Go through the listing beneath this task and return every line that carries the string "name".

____________

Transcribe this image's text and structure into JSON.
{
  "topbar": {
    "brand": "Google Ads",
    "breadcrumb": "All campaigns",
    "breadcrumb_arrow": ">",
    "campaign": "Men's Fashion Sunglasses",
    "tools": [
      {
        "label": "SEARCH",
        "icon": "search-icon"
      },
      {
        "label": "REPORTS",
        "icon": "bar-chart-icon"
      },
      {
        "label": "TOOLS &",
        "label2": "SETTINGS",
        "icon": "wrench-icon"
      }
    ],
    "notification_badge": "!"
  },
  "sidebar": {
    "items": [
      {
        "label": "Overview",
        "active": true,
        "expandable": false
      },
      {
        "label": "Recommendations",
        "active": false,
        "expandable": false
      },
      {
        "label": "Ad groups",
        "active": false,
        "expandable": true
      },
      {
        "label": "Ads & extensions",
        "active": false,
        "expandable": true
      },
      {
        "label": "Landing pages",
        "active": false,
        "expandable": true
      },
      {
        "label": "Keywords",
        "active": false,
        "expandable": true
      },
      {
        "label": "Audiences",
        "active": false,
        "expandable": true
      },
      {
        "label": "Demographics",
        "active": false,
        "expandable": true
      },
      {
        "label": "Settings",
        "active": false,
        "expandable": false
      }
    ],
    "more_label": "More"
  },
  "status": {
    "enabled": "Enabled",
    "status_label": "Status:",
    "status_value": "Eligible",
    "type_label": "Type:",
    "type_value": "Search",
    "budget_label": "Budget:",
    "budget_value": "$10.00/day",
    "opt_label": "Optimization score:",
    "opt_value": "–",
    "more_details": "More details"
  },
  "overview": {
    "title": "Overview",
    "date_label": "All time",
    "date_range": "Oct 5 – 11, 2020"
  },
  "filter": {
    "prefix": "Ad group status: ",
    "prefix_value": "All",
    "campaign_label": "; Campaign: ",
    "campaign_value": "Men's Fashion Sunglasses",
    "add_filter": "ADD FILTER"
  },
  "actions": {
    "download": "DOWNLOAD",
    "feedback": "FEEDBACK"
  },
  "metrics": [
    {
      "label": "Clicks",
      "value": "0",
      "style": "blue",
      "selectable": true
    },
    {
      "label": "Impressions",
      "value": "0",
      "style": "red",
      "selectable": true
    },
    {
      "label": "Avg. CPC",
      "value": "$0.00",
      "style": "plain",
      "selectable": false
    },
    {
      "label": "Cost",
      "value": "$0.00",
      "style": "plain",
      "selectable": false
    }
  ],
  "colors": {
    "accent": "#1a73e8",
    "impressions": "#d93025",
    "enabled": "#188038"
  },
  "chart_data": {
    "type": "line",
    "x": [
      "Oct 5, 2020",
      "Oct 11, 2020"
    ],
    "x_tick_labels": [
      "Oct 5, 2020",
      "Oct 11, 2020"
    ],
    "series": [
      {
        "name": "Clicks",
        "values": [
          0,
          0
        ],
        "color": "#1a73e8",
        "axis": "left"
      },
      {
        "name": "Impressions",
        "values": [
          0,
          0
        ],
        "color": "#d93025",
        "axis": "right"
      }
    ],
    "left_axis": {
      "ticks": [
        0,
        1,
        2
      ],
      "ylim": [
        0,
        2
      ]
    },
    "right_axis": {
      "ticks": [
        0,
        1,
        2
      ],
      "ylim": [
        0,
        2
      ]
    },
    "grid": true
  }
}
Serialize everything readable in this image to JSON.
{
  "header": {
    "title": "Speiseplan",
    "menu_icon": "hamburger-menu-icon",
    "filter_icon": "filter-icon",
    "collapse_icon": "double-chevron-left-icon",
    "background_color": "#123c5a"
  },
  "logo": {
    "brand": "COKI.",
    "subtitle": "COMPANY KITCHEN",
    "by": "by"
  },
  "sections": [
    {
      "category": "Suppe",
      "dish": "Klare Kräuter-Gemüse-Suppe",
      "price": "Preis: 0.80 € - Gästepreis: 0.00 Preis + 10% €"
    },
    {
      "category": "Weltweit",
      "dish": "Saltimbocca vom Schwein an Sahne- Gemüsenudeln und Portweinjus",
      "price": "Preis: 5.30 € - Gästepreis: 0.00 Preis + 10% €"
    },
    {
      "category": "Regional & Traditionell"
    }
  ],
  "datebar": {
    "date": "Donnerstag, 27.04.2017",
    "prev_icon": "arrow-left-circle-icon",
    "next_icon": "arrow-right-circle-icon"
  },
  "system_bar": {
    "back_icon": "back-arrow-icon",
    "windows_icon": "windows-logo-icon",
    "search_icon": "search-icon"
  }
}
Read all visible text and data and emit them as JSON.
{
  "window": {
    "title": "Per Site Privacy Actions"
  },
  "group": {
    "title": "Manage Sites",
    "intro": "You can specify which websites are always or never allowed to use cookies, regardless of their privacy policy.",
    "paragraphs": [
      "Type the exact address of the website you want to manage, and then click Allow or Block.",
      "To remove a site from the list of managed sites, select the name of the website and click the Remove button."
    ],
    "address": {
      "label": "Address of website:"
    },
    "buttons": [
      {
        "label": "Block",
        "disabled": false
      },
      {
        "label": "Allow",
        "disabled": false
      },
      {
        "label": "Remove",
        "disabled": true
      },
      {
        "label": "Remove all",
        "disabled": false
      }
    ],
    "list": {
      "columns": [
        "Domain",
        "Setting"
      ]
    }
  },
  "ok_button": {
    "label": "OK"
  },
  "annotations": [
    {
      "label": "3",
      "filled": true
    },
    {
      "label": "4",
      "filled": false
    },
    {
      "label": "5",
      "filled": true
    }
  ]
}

____________

*Final answer*.
        "name": "Clicks",
        "name": "Impressions",
      "To remove a site from the list of managed sites, select the name of the website and click the Remove button."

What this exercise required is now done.